• Data:
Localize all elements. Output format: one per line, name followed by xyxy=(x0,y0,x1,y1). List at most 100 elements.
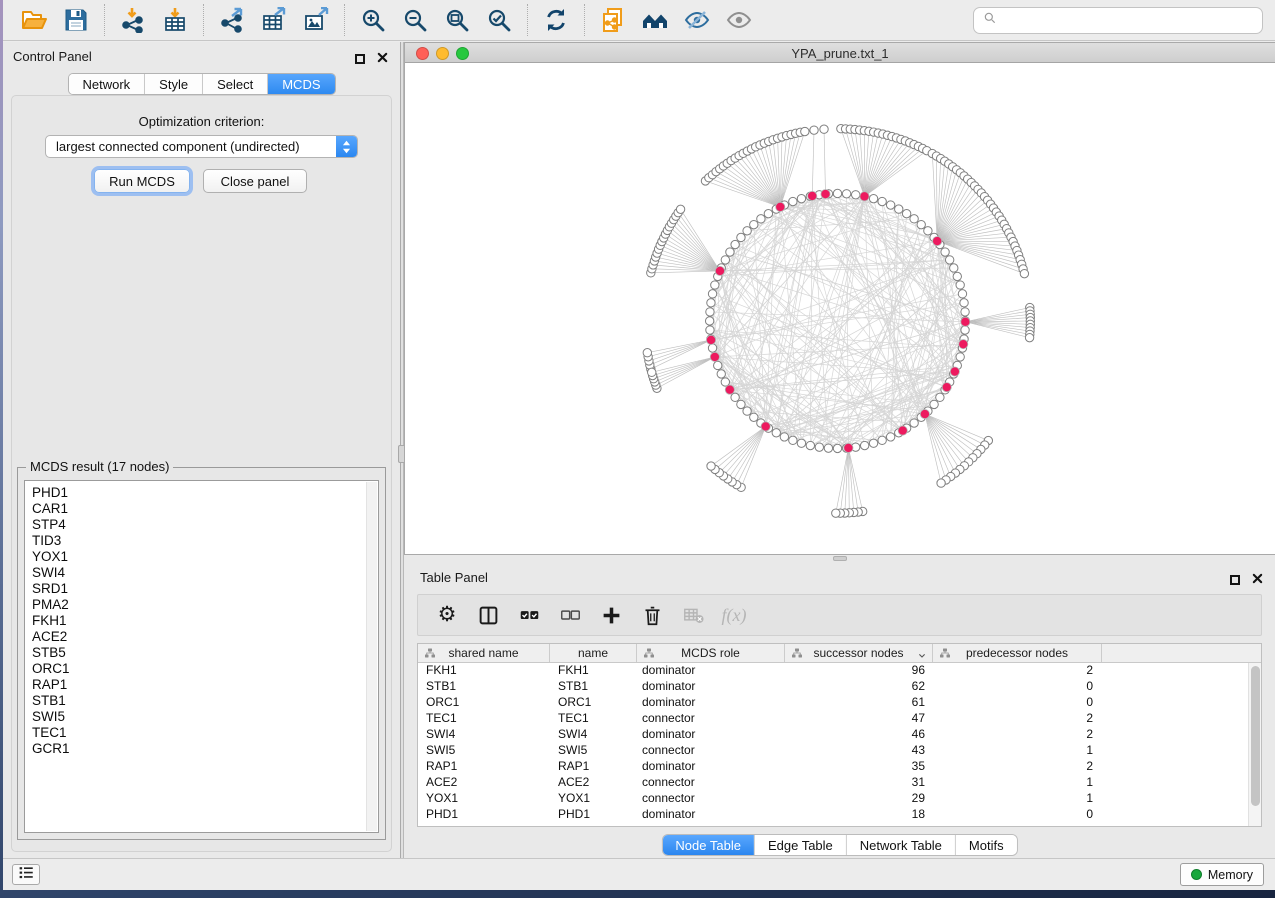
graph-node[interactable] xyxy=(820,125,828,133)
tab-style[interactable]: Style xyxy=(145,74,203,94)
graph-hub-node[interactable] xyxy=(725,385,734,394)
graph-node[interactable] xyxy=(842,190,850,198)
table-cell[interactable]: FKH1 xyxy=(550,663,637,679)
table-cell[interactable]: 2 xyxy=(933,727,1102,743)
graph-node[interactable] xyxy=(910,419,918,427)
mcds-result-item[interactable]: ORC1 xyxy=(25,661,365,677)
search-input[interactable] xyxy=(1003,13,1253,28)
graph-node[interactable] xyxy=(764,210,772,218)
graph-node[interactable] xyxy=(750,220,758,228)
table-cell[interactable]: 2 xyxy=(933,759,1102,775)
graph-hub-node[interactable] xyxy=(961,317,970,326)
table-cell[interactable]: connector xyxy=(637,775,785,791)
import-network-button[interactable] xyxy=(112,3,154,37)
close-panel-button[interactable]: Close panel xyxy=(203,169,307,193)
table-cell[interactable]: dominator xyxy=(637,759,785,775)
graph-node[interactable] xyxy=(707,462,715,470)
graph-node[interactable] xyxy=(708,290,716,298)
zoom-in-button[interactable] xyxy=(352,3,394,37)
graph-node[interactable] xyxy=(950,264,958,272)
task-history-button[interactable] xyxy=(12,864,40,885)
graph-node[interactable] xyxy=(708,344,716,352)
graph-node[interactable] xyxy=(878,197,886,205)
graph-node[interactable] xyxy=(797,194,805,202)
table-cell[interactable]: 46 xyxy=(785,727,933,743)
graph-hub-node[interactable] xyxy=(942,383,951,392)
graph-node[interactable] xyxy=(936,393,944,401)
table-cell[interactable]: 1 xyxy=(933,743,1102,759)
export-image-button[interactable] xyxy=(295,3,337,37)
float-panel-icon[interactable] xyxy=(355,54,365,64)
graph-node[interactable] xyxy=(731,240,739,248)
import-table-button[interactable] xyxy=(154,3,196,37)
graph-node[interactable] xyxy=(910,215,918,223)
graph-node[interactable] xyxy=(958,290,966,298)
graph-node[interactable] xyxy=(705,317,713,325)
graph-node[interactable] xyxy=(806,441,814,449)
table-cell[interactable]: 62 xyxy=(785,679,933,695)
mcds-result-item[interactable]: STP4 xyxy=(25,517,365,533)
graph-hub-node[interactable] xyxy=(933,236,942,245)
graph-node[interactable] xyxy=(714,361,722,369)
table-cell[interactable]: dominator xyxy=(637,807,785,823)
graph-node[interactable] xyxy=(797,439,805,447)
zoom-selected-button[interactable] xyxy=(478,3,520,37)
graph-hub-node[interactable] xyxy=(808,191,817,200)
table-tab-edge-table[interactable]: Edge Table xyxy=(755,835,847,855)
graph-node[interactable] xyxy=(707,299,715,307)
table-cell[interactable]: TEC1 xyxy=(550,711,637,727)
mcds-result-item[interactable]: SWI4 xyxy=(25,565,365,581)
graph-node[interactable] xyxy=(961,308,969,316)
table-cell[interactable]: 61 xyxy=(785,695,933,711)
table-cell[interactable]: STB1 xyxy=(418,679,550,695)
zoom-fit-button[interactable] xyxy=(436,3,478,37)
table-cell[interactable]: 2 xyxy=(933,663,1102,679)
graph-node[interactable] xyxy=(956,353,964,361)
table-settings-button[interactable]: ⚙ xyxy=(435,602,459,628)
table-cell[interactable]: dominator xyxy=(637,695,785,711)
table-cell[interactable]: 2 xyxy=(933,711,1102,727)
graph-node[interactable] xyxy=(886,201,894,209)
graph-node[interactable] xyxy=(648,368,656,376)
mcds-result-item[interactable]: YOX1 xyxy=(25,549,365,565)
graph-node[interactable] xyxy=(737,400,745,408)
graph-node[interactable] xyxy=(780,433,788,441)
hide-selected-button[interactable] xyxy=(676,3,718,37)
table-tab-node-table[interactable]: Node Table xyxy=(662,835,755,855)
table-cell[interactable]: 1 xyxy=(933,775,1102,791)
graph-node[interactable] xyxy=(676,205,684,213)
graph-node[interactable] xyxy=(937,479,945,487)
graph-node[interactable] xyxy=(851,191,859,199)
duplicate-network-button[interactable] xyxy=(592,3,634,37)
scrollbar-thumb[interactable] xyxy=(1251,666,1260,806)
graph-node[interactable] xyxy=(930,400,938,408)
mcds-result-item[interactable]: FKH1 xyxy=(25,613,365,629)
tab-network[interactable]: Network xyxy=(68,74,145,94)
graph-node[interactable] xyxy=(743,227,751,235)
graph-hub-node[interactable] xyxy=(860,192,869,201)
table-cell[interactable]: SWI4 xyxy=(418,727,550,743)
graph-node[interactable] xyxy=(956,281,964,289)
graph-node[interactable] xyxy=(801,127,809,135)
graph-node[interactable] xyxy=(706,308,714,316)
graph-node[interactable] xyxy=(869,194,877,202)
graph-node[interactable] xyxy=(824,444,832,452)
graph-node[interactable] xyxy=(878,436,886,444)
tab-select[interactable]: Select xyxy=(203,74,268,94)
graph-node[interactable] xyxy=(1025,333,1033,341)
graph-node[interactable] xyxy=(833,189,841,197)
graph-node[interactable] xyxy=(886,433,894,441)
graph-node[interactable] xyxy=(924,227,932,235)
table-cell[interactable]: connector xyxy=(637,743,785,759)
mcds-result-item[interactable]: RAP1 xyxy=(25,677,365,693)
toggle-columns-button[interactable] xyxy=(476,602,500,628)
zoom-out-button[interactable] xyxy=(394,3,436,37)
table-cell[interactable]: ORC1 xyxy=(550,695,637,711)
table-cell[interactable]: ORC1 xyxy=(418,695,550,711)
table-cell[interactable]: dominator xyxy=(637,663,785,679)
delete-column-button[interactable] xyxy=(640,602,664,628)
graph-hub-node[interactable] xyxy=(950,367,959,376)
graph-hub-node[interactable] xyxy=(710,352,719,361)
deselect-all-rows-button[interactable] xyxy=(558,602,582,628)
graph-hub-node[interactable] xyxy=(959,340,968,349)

• Aim of the exercise:
Revise the material above, changing every "dominator" to "dominant" and leaving everything else untouched; omit the pictures.

• Finished exercise:
Localize all elements. Output format: one per line, name followed by xyxy=(x0,y0,x1,y1). List at most 100 elements.
graph-node[interactable] xyxy=(820,125,828,133)
tab-style[interactable]: Style xyxy=(145,74,203,94)
graph-hub-node[interactable] xyxy=(725,385,734,394)
graph-node[interactable] xyxy=(842,190,850,198)
table-cell[interactable]: FKH1 xyxy=(550,663,637,679)
table-cell[interactable]: 2 xyxy=(933,727,1102,743)
graph-node[interactable] xyxy=(910,419,918,427)
mcds-result-item[interactable]: ORC1 xyxy=(25,661,365,677)
search-input[interactable] xyxy=(1003,13,1253,28)
graph-node[interactable] xyxy=(764,210,772,218)
graph-node[interactable] xyxy=(750,220,758,228)
table-cell[interactable]: 2 xyxy=(933,759,1102,775)
graph-hub-node[interactable] xyxy=(961,317,970,326)
table-cell[interactable]: connector xyxy=(637,775,785,791)
import-network-button[interactable] xyxy=(112,3,154,37)
close-panel-button[interactable]: Close panel xyxy=(203,169,307,193)
table-cell[interactable]: dominant xyxy=(637,759,785,775)
graph-node[interactable] xyxy=(707,462,715,470)
graph-node[interactable] xyxy=(708,290,716,298)
zoom-in-button[interactable] xyxy=(352,3,394,37)
graph-node[interactable] xyxy=(950,264,958,272)
task-history-button[interactable] xyxy=(12,864,40,885)
graph-node[interactable] xyxy=(708,344,716,352)
graph-node[interactable] xyxy=(878,197,886,205)
graph-node[interactable] xyxy=(797,194,805,202)
table-cell[interactable]: 46 xyxy=(785,727,933,743)
graph-hub-node[interactable] xyxy=(942,383,951,392)
graph-node[interactable] xyxy=(936,393,944,401)
table-cell[interactable]: 1 xyxy=(933,743,1102,759)
export-image-button[interactable] xyxy=(295,3,337,37)
float-panel-icon[interactable] xyxy=(355,54,365,64)
graph-node[interactable] xyxy=(731,240,739,248)
import-table-button[interactable] xyxy=(154,3,196,37)
graph-node[interactable] xyxy=(910,215,918,223)
graph-node[interactable] xyxy=(958,290,966,298)
graph-node[interactable] xyxy=(705,317,713,325)
graph-node[interactable] xyxy=(806,441,814,449)
table-cell[interactable]: 62 xyxy=(785,679,933,695)
mcds-result-item[interactable]: STP4 xyxy=(25,517,365,533)
graph-hub-node[interactable] xyxy=(933,236,942,245)
graph-node[interactable] xyxy=(714,361,722,369)
table-cell[interactable]: dominant xyxy=(637,807,785,823)
graph-node[interactable] xyxy=(797,439,805,447)
zoom-selected-button[interactable] xyxy=(478,3,520,37)
graph-hub-node[interactable] xyxy=(808,191,817,200)
table-tab-edge-table[interactable]: Edge Table xyxy=(755,835,847,855)
graph-node[interactable] xyxy=(707,299,715,307)
table-cell[interactable]: TEC1 xyxy=(550,711,637,727)
mcds-result-item[interactable]: SWI4 xyxy=(25,565,365,581)
graph-node[interactable] xyxy=(961,308,969,316)
table-cell[interactable]: 61 xyxy=(785,695,933,711)
table-cell[interactable]: STB1 xyxy=(418,679,550,695)
zoom-fit-button[interactable] xyxy=(436,3,478,37)
table-cell[interactable]: 2 xyxy=(933,663,1102,679)
graph-node[interactable] xyxy=(956,353,964,361)
table-settings-button[interactable]: ⚙ xyxy=(435,602,459,628)
table-cell[interactable]: dominant xyxy=(637,695,785,711)
table-cell[interactable]: 2 xyxy=(933,711,1102,727)
graph-node[interactable] xyxy=(886,201,894,209)
graph-node[interactable] xyxy=(648,368,656,376)
mcds-result-item[interactable]: YOX1 xyxy=(25,549,365,565)
graph-node[interactable] xyxy=(737,400,745,408)
graph-node[interactable] xyxy=(780,433,788,441)
hide-selected-button[interactable] xyxy=(676,3,718,37)
table-tab-node-table[interactable]: Node Table xyxy=(662,835,755,855)
table-cell[interactable]: 1 xyxy=(933,775,1102,791)
graph-node[interactable] xyxy=(676,205,684,213)
graph-node[interactable] xyxy=(937,479,945,487)
graph-node[interactable] xyxy=(851,191,859,199)
duplicate-network-button[interactable] xyxy=(592,3,634,37)
scrollbar-thumb[interactable] xyxy=(1251,666,1260,806)
graph-node[interactable] xyxy=(930,400,938,408)
mcds-result-item[interactable]: FKH1 xyxy=(25,613,365,629)
tab-network[interactable]: Network xyxy=(68,74,145,94)
graph-node[interactable] xyxy=(743,227,751,235)
graph-hub-node[interactable] xyxy=(860,192,869,201)
table-cell[interactable]: SWI4 xyxy=(418,727,550,743)
graph-node[interactable] xyxy=(956,281,964,289)
graph-node[interactable] xyxy=(801,127,809,135)
graph-node[interactable] xyxy=(706,308,714,316)
graph-node[interactable] xyxy=(869,194,877,202)
graph-node[interactable] xyxy=(824,444,832,452)
graph-node[interactable] xyxy=(878,436,886,444)
tab-select[interactable]: Select xyxy=(203,74,268,94)
graph-node[interactable] xyxy=(1025,333,1033,341)
graph-node[interactable] xyxy=(833,189,841,197)
graph-node[interactable] xyxy=(886,433,894,441)
graph-node[interactable] xyxy=(924,227,932,235)
table-cell[interactable]: connector xyxy=(637,743,785,759)
mcds-result-item[interactable]: RAP1 xyxy=(25,677,365,693)
toggle-columns-button[interactable] xyxy=(476,602,500,628)
zoom-out-button[interactable] xyxy=(394,3,436,37)
table-cell[interactable]: ORC1 xyxy=(550,695,637,711)
table-cell[interactable]: ORC1 xyxy=(418,695,550,711)
table-cell[interactable]: dominant xyxy=(637,663,785,679)
delete-column-button[interactable] xyxy=(640,602,664,628)
graph-hub-node[interactable] xyxy=(950,367,959,376)
graph-hub-node[interactable] xyxy=(710,352,719,361)
deselect-all-rows-button[interactable] xyxy=(558,602,582,628)
graph-hub-node[interactable] xyxy=(959,340,968,349)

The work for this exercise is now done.